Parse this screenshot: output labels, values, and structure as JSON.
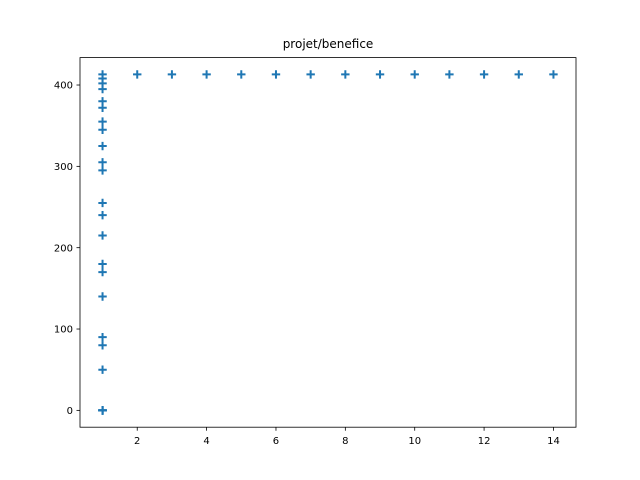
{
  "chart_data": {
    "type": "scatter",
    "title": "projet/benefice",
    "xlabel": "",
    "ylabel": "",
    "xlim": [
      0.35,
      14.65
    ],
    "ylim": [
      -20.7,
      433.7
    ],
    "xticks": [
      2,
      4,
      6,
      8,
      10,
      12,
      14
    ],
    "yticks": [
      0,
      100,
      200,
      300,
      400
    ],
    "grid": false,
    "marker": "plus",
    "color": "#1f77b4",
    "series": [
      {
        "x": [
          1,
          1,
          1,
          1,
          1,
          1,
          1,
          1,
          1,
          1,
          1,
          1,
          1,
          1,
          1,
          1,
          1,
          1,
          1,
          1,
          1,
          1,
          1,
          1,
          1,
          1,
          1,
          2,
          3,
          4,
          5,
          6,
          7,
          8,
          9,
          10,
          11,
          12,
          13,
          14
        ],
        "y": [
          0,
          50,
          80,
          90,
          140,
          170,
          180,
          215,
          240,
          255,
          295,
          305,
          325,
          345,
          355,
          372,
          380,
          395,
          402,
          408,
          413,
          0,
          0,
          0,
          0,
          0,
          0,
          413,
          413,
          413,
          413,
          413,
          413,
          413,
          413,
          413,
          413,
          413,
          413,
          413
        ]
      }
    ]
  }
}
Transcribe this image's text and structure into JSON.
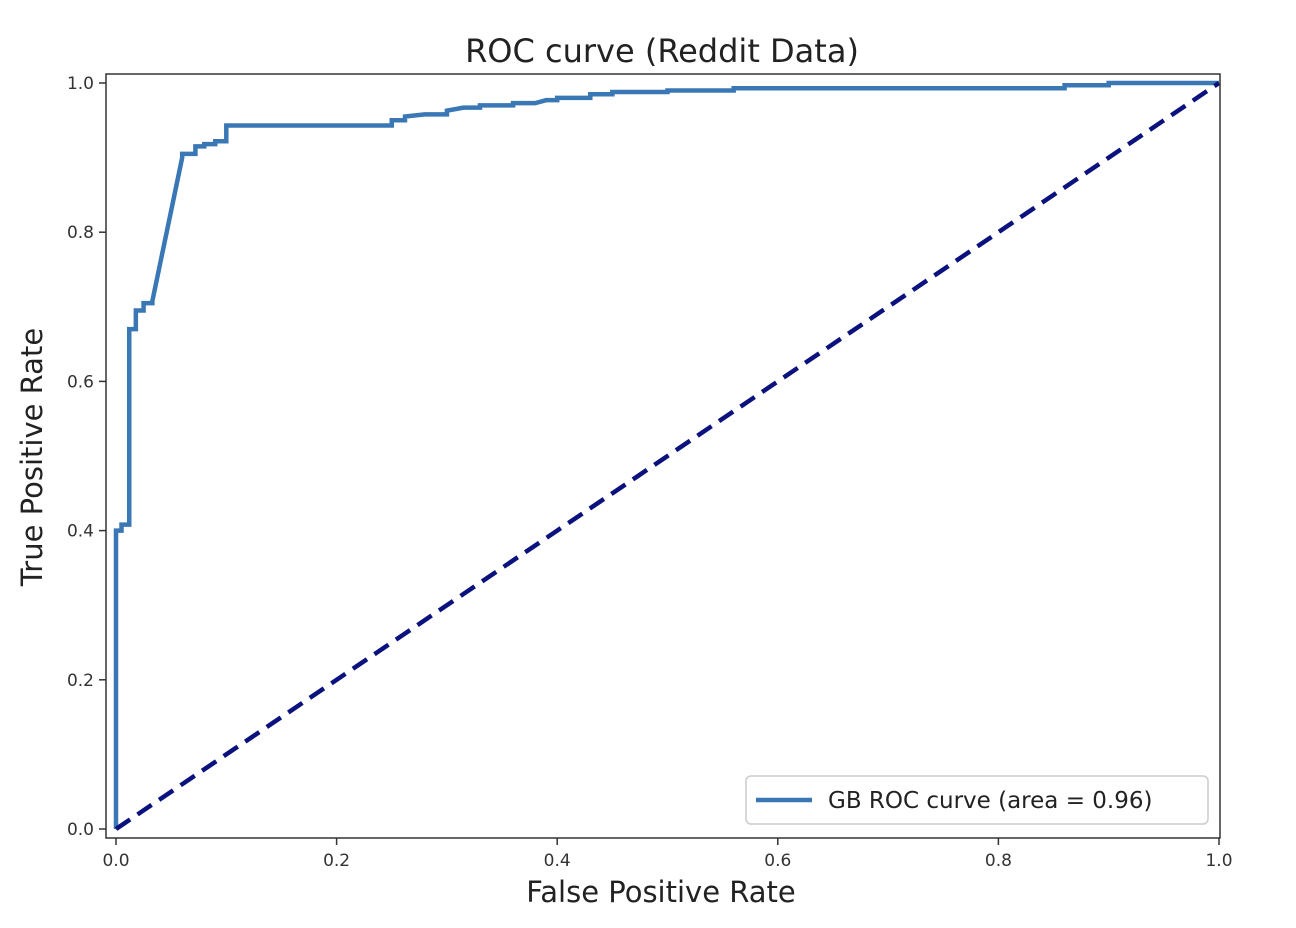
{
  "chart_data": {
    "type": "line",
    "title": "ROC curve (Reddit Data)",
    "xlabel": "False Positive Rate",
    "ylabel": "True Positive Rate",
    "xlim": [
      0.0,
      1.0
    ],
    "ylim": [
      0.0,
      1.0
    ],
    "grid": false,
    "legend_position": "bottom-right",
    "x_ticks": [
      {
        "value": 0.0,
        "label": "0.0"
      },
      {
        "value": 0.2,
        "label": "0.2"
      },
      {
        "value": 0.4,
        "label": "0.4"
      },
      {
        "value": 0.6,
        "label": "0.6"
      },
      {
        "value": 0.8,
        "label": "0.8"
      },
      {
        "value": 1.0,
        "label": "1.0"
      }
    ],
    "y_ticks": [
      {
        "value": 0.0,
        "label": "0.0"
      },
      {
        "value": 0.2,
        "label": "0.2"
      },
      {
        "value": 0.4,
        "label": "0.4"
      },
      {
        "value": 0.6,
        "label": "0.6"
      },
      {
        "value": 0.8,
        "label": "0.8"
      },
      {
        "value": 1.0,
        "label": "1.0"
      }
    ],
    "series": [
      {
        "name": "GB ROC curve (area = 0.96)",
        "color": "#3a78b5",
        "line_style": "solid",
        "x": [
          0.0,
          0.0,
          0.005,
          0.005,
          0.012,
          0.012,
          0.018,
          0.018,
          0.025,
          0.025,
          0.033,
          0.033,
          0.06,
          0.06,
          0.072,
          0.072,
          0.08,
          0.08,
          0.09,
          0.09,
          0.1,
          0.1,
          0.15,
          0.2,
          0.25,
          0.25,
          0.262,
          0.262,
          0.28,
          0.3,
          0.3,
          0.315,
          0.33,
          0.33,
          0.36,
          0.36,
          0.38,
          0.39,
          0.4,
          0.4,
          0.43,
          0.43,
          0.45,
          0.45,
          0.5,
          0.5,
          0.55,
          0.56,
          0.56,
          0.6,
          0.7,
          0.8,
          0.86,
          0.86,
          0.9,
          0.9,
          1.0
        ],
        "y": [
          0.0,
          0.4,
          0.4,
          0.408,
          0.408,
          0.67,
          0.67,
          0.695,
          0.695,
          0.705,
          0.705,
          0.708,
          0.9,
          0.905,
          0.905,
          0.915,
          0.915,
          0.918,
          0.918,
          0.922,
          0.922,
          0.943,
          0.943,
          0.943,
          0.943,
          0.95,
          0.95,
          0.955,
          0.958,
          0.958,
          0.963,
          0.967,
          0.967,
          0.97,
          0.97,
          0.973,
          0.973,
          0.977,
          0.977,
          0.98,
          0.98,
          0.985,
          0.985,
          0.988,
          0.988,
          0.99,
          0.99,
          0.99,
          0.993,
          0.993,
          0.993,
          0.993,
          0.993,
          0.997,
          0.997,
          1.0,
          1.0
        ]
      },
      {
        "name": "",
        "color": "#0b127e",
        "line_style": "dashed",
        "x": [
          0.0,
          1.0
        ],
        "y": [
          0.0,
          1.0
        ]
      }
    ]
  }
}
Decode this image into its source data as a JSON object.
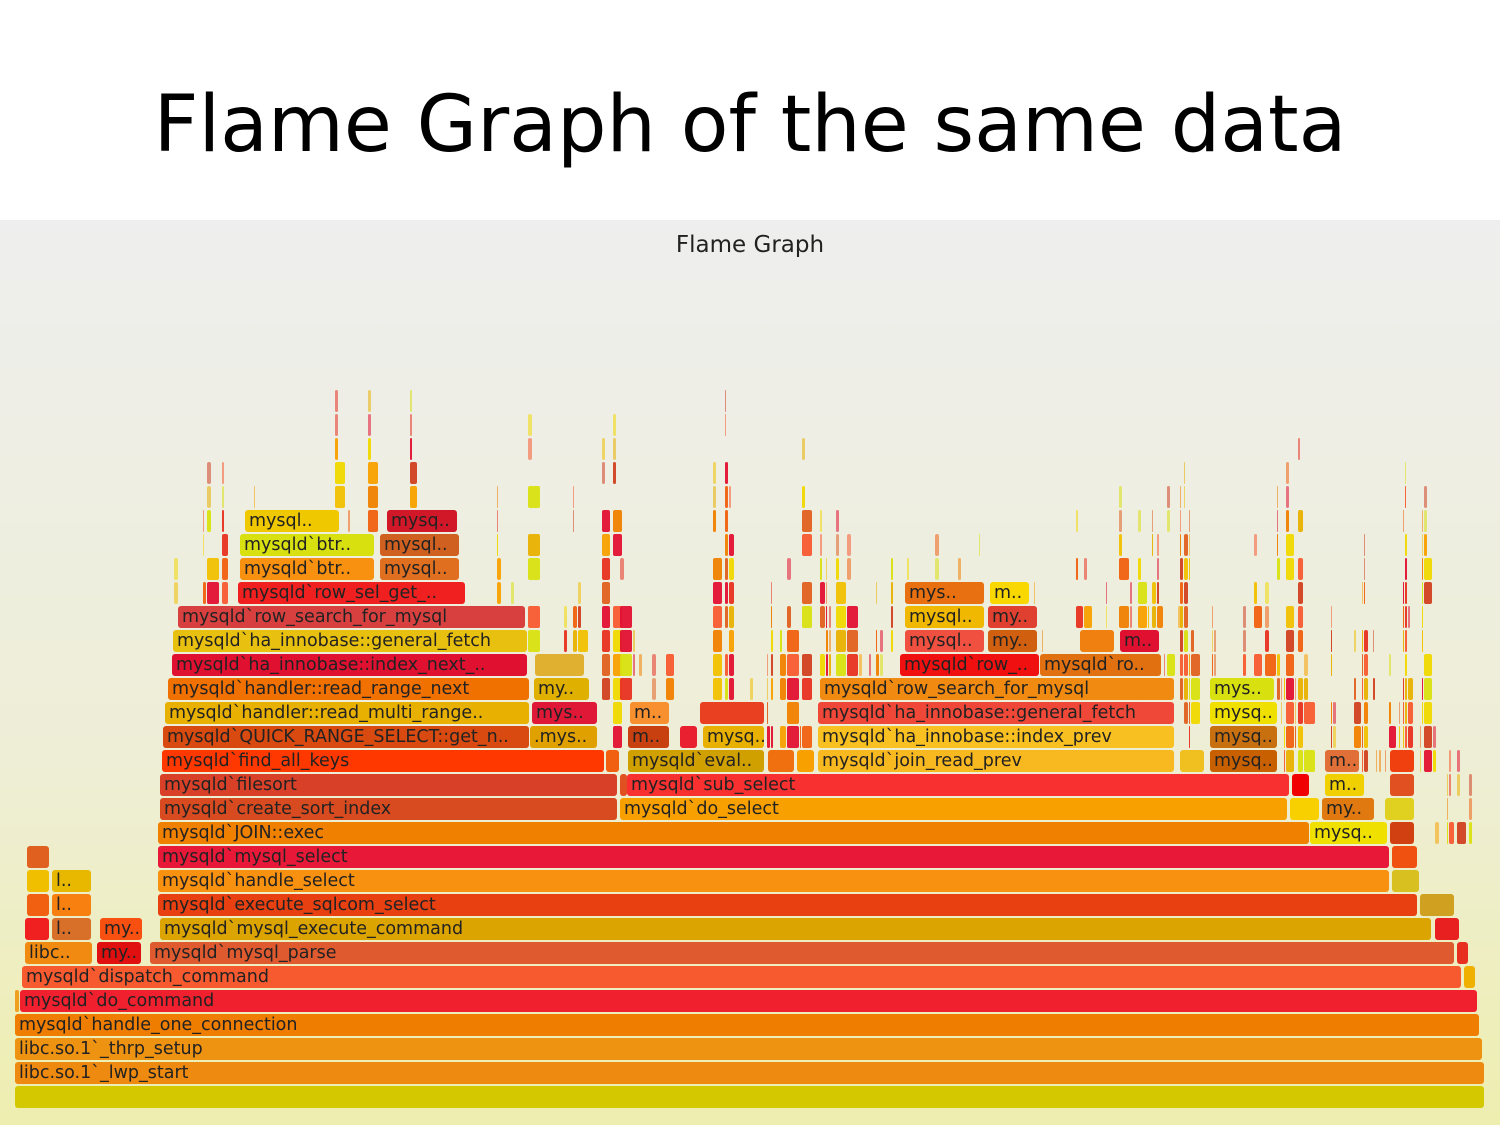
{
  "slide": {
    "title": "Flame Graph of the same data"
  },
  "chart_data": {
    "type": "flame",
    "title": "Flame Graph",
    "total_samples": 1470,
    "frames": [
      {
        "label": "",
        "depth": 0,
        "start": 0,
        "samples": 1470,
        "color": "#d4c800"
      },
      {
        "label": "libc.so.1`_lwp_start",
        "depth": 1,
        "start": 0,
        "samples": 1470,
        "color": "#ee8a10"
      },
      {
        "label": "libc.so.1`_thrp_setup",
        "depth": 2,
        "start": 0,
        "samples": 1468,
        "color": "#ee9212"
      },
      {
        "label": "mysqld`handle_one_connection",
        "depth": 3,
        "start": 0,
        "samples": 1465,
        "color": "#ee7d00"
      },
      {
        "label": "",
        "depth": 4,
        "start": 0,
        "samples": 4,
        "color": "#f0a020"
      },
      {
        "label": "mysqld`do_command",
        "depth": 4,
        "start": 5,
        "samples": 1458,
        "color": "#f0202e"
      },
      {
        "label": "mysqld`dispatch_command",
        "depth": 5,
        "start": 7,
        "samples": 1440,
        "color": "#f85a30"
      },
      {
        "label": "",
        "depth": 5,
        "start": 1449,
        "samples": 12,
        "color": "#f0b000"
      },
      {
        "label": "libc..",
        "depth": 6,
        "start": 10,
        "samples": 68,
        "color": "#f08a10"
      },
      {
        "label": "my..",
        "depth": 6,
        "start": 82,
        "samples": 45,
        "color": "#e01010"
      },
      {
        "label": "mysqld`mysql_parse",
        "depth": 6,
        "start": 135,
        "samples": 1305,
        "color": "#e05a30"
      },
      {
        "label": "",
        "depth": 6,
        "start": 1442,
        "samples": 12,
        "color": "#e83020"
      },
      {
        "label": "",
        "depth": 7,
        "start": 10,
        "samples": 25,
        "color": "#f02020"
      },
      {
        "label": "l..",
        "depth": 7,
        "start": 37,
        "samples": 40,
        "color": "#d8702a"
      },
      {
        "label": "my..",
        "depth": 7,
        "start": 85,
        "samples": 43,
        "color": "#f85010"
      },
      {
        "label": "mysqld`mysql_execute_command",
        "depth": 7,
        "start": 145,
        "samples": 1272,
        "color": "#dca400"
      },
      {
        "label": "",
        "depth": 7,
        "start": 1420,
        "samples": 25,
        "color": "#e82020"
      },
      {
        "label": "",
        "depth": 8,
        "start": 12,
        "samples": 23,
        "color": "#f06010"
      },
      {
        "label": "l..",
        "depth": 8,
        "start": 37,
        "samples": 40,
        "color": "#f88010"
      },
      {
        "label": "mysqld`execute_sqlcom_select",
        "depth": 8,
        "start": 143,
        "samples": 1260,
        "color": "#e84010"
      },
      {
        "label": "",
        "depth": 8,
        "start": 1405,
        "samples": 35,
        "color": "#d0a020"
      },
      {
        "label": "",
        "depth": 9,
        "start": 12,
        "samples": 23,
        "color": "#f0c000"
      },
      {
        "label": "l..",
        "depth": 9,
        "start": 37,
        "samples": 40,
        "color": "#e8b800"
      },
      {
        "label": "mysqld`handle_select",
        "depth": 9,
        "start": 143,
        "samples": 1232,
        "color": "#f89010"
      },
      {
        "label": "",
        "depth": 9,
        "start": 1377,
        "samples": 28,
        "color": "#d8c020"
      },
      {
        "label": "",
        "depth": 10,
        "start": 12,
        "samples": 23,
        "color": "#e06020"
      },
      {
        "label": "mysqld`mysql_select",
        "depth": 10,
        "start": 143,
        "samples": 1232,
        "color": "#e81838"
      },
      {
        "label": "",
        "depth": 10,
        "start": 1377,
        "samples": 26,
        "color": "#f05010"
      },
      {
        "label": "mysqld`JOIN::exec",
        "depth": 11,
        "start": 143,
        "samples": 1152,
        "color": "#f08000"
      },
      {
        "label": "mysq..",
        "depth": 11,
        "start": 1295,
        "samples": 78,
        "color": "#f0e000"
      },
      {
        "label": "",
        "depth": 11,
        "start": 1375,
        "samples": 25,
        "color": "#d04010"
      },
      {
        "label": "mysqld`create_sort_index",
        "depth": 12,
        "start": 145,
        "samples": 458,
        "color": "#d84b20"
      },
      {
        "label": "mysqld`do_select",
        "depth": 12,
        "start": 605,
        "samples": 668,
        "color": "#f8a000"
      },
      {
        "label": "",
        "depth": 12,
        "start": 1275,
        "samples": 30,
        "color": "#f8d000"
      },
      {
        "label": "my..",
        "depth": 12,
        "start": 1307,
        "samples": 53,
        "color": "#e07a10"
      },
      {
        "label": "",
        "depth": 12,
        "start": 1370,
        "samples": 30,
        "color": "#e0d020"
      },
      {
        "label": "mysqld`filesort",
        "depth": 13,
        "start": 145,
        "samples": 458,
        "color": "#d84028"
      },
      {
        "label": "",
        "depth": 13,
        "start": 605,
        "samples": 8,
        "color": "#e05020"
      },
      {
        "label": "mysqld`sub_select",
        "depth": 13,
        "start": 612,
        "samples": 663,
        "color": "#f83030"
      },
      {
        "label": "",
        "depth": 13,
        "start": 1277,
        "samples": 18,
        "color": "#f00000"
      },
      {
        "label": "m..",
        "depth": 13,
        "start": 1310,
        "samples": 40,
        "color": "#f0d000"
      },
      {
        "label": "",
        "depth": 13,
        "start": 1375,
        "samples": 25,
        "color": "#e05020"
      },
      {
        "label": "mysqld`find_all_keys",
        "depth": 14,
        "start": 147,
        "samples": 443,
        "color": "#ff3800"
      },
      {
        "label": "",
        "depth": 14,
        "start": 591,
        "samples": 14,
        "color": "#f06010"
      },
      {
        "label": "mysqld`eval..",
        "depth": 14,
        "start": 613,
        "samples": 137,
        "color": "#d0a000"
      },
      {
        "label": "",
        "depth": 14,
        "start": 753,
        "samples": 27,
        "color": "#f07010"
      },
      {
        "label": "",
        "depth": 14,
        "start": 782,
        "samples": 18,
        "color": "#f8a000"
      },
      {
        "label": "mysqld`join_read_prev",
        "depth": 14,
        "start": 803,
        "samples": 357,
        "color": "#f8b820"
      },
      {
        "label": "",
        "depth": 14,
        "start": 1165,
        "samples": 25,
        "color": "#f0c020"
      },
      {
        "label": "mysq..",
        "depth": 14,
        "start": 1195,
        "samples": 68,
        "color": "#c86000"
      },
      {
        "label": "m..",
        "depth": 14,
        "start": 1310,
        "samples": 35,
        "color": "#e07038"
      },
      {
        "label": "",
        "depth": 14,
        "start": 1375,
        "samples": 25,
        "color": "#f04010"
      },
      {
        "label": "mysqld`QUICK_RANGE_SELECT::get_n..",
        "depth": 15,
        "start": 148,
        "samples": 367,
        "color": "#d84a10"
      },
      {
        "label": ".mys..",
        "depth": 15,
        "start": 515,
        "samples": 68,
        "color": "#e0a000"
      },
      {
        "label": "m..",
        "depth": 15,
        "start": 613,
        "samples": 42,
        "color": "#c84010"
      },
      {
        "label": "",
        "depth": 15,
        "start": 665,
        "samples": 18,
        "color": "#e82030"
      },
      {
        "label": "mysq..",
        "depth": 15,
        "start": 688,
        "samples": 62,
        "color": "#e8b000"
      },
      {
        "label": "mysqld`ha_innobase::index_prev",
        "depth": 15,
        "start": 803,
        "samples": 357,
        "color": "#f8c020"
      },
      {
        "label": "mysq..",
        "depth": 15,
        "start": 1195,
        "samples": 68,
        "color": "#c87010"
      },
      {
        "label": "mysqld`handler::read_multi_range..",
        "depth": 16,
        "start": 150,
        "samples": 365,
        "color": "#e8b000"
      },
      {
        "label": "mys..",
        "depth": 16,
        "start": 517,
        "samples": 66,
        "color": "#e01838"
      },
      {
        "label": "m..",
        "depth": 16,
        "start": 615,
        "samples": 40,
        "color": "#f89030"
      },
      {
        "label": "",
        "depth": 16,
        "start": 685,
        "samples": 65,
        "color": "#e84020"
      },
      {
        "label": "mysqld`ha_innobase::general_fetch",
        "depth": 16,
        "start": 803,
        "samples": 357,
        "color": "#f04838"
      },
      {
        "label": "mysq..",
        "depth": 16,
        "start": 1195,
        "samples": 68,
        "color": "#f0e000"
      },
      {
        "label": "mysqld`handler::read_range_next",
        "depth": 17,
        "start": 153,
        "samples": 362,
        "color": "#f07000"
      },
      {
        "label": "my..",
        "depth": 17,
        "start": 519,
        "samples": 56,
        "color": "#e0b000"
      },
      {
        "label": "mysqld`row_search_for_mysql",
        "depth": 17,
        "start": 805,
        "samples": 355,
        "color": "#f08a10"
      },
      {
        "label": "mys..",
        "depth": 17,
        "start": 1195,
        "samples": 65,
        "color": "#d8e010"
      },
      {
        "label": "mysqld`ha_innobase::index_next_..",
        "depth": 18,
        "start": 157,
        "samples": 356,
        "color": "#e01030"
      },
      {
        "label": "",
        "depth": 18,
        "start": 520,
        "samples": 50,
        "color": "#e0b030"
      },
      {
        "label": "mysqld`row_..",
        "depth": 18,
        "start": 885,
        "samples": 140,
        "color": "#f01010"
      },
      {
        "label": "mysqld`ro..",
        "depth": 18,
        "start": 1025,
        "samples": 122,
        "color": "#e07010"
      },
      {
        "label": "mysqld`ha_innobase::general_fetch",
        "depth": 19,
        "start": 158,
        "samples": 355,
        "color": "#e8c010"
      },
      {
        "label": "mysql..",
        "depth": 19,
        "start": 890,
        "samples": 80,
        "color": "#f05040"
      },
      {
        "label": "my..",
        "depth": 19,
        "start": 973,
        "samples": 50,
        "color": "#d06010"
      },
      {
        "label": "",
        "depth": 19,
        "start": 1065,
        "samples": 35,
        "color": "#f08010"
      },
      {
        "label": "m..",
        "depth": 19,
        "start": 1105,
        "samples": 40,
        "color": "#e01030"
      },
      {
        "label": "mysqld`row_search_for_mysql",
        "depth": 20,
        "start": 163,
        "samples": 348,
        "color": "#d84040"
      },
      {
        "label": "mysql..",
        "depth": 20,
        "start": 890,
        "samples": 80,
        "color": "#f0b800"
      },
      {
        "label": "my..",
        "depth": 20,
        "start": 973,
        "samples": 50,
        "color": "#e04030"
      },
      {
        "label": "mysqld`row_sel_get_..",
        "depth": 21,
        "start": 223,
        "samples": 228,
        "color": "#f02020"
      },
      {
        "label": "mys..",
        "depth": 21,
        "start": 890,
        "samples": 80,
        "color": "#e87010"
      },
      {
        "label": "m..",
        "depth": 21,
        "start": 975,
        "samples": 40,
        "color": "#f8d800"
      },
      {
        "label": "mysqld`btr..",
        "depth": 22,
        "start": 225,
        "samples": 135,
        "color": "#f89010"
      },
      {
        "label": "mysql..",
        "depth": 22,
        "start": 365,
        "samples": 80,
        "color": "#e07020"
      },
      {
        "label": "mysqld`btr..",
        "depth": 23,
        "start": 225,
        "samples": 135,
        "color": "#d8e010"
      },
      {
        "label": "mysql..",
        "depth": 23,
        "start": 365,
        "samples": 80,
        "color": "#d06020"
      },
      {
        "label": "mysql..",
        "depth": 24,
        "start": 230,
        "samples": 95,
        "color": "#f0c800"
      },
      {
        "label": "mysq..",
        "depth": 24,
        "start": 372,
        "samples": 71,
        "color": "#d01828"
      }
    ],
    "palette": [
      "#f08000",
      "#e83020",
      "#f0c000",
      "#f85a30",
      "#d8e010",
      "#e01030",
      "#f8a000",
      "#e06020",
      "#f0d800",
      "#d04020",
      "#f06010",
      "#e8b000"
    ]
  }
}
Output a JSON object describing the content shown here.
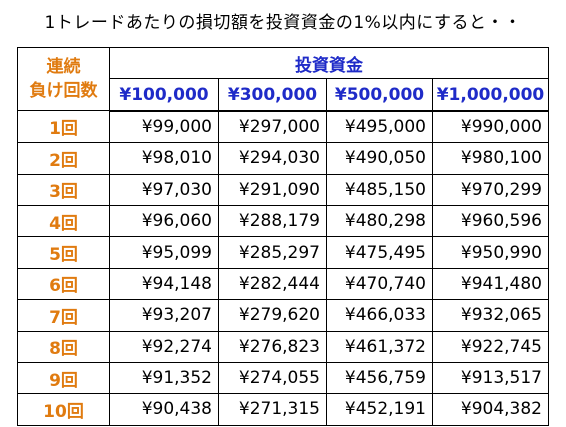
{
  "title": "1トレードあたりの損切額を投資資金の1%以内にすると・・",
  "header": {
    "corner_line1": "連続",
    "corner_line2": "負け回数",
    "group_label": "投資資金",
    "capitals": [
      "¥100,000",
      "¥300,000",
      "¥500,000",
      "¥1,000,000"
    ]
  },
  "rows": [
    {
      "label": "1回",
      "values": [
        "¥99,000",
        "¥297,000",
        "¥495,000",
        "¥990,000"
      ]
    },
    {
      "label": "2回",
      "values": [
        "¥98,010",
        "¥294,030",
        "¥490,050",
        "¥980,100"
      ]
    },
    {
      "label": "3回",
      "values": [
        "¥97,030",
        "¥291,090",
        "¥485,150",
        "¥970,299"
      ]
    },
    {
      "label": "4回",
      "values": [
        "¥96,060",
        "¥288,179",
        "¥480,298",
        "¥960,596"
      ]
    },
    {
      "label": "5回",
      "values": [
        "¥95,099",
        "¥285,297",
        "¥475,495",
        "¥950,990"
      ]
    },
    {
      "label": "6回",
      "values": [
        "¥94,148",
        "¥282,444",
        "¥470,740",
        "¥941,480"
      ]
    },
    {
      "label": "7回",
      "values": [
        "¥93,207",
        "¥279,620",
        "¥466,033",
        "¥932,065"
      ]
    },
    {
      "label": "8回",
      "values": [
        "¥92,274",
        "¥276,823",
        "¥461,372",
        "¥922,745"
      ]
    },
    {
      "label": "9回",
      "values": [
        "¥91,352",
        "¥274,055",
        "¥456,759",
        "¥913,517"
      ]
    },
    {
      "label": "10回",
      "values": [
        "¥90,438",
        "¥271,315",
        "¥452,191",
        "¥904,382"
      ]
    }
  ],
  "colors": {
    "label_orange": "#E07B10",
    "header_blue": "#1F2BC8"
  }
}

--------------------------------

■ **What this task involves**
List all lines above in which the string "handler" appears.

■ **Task response**
        "label": "mysqld`handler::read_multi_range..",
        "label": "mysqld`handler::read_range_next",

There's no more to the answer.